◆ **WHAT TO PRODUCE**
Select all lines holding the word "Válaszok" from the entries that follow.

■ ■ ■

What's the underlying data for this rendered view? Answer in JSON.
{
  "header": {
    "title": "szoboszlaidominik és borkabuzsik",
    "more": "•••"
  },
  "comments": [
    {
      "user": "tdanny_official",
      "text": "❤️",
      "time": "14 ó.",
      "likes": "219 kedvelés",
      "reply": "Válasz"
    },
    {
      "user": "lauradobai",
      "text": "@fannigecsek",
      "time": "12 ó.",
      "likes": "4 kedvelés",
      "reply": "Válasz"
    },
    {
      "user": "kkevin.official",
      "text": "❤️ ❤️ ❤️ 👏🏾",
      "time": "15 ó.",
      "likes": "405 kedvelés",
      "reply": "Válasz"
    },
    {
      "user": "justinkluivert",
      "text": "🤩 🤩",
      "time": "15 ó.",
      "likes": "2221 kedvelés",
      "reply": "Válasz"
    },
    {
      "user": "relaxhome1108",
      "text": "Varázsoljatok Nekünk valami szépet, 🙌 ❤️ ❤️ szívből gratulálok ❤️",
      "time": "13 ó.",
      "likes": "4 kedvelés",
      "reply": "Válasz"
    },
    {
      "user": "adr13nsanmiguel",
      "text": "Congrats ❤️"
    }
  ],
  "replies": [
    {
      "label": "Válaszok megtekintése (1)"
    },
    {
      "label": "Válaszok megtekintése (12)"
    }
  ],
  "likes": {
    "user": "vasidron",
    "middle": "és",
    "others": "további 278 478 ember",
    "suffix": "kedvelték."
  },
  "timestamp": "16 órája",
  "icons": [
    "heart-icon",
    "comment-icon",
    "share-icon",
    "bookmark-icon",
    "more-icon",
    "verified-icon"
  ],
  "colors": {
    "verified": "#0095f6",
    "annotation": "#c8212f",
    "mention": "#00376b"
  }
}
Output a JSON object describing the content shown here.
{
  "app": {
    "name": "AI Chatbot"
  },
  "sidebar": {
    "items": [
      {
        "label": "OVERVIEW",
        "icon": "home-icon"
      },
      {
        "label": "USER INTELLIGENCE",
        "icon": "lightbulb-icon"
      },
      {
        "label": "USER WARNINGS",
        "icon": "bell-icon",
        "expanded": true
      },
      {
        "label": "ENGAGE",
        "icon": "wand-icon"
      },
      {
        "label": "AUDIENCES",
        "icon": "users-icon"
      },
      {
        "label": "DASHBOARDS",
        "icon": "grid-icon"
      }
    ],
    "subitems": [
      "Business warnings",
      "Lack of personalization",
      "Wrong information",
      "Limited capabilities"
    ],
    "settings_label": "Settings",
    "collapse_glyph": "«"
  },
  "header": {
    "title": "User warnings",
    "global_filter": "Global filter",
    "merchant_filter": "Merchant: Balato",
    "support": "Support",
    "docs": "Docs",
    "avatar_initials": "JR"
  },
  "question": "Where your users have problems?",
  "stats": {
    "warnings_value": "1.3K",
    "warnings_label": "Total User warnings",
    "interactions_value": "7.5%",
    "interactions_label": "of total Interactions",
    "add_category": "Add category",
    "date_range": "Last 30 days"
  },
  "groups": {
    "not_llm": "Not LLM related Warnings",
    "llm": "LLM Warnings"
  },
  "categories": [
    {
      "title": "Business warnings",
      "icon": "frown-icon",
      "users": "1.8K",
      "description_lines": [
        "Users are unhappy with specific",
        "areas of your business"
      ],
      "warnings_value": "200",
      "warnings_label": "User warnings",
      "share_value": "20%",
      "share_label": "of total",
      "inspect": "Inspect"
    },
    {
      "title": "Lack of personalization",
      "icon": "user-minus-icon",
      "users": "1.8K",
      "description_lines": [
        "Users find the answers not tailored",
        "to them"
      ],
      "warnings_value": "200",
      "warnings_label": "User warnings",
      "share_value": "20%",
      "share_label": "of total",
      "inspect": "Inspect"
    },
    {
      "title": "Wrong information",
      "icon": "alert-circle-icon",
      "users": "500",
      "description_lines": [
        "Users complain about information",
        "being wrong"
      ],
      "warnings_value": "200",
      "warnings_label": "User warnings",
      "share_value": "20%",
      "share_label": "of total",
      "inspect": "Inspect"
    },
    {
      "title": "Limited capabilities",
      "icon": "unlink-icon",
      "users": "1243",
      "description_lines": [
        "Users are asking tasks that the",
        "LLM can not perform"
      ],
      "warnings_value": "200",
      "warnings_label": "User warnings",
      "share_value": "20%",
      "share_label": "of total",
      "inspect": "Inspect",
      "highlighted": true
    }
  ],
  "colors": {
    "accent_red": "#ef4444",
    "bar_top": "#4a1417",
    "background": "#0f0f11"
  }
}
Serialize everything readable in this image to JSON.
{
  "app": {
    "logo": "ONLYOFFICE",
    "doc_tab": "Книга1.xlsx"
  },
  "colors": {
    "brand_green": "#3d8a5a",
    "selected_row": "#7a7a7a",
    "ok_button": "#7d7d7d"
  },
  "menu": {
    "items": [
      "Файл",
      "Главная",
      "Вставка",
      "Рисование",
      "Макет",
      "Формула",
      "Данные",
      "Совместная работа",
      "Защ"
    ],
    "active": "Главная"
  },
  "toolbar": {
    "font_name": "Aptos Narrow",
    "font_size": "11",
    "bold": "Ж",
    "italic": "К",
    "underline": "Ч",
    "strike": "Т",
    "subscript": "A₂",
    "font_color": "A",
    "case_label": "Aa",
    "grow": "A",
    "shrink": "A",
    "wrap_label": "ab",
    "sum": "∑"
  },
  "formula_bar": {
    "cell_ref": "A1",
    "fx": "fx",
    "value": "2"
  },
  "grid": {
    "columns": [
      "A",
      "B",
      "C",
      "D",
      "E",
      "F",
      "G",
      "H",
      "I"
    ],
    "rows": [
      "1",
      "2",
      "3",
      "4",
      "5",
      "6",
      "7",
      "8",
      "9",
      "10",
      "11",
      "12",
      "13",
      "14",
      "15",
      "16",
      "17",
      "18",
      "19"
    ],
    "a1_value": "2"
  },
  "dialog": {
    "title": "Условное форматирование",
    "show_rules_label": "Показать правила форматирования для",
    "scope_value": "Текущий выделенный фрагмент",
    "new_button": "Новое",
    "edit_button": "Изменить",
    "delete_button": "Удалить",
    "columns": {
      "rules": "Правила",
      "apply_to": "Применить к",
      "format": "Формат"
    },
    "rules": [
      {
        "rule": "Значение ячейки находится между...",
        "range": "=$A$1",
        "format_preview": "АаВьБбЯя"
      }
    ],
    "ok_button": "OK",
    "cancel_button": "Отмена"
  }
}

■ ■ ■

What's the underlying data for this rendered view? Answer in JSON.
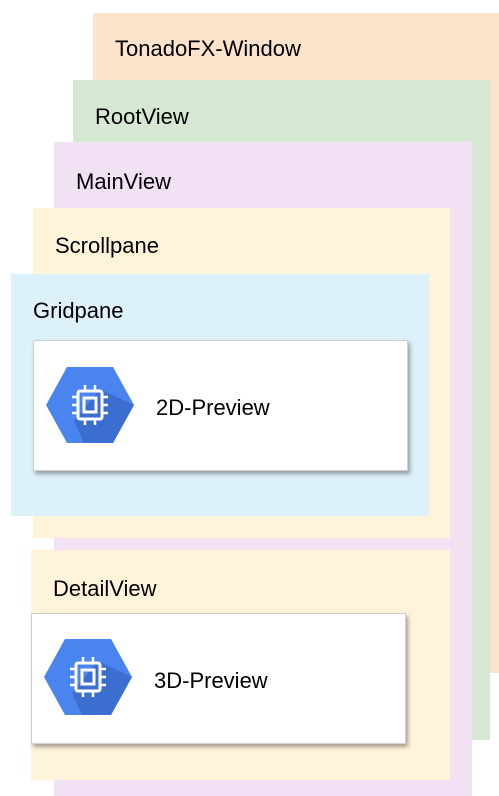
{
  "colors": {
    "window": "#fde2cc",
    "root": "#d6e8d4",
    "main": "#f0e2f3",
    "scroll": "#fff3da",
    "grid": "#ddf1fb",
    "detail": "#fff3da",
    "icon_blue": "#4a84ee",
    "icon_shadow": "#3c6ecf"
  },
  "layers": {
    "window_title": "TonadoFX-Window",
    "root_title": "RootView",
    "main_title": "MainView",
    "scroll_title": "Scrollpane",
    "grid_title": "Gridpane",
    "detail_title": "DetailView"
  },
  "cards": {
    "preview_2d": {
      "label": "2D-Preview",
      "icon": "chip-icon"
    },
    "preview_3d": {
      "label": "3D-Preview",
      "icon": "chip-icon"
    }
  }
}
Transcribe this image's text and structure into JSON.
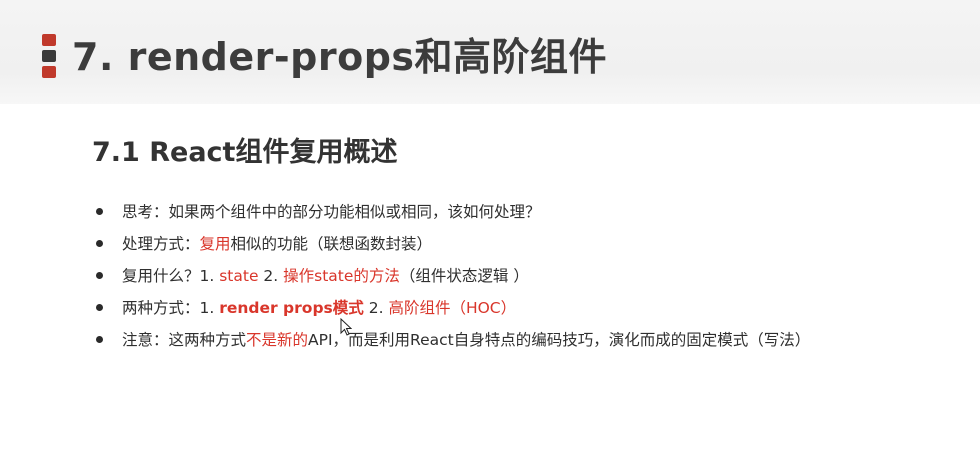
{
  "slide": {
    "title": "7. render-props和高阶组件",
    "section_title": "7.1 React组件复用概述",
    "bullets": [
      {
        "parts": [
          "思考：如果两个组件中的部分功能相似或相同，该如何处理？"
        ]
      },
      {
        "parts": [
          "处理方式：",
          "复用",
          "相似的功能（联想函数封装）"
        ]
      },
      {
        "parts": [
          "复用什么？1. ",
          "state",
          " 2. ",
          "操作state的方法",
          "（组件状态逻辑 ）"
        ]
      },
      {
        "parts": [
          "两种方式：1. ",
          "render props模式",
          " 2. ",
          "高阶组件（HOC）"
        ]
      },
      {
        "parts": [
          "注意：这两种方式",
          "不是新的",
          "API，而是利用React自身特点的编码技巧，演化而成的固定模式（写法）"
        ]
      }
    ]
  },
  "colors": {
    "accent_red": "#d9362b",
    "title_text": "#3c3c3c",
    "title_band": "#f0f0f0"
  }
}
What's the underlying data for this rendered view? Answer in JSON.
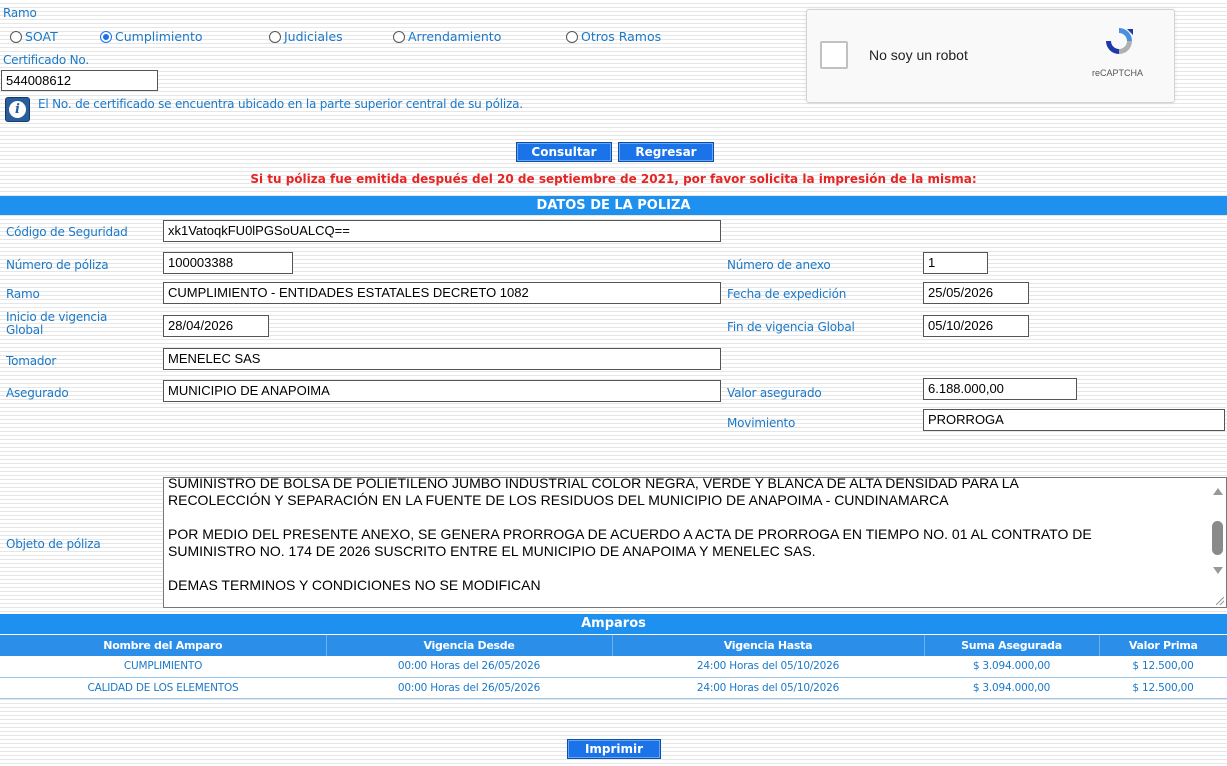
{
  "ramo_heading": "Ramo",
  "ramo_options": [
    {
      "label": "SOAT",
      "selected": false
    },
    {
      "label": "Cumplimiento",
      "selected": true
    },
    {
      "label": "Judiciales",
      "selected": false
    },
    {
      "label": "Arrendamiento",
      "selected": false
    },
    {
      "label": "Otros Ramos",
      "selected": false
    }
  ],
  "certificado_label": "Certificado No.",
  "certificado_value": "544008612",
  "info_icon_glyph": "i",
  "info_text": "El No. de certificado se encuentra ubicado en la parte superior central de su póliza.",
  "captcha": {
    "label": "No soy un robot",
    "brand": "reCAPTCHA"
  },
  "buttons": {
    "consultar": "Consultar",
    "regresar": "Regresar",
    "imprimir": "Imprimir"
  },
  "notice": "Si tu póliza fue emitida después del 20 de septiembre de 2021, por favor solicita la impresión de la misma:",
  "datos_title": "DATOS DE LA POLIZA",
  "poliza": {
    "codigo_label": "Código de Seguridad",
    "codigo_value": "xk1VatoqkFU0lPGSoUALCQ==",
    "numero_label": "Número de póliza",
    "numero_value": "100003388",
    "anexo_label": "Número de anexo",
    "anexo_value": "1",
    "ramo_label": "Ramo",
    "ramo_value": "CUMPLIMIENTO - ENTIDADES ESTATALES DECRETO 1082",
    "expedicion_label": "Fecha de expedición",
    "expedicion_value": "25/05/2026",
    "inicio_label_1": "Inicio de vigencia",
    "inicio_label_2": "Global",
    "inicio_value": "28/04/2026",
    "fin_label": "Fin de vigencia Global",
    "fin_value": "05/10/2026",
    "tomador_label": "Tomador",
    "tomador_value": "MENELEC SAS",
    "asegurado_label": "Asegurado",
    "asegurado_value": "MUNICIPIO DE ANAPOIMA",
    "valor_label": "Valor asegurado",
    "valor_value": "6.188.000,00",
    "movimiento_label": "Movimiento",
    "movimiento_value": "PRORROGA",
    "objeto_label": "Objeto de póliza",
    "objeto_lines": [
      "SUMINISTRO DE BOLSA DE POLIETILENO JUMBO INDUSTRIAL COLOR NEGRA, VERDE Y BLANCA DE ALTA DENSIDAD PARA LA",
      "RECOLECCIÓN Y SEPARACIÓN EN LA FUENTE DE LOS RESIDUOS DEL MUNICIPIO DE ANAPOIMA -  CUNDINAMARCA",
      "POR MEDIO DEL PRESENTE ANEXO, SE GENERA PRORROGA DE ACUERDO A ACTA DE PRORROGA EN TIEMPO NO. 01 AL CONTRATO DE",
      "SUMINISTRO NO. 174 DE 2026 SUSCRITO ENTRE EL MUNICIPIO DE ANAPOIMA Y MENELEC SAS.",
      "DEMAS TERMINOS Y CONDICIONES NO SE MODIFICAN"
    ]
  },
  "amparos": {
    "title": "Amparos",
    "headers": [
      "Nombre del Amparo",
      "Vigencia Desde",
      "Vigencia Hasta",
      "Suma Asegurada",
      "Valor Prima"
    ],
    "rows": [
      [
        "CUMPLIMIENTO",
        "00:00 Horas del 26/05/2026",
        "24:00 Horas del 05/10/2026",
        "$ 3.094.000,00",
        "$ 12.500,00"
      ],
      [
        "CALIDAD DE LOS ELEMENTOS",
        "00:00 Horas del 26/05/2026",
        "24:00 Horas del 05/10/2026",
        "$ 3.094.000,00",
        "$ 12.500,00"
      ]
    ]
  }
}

■ ■ ■

◆ **ANSWER**
      "label": "Válaszok megtekintése (1)"
      "label": "Válaszok megtekintése (12)"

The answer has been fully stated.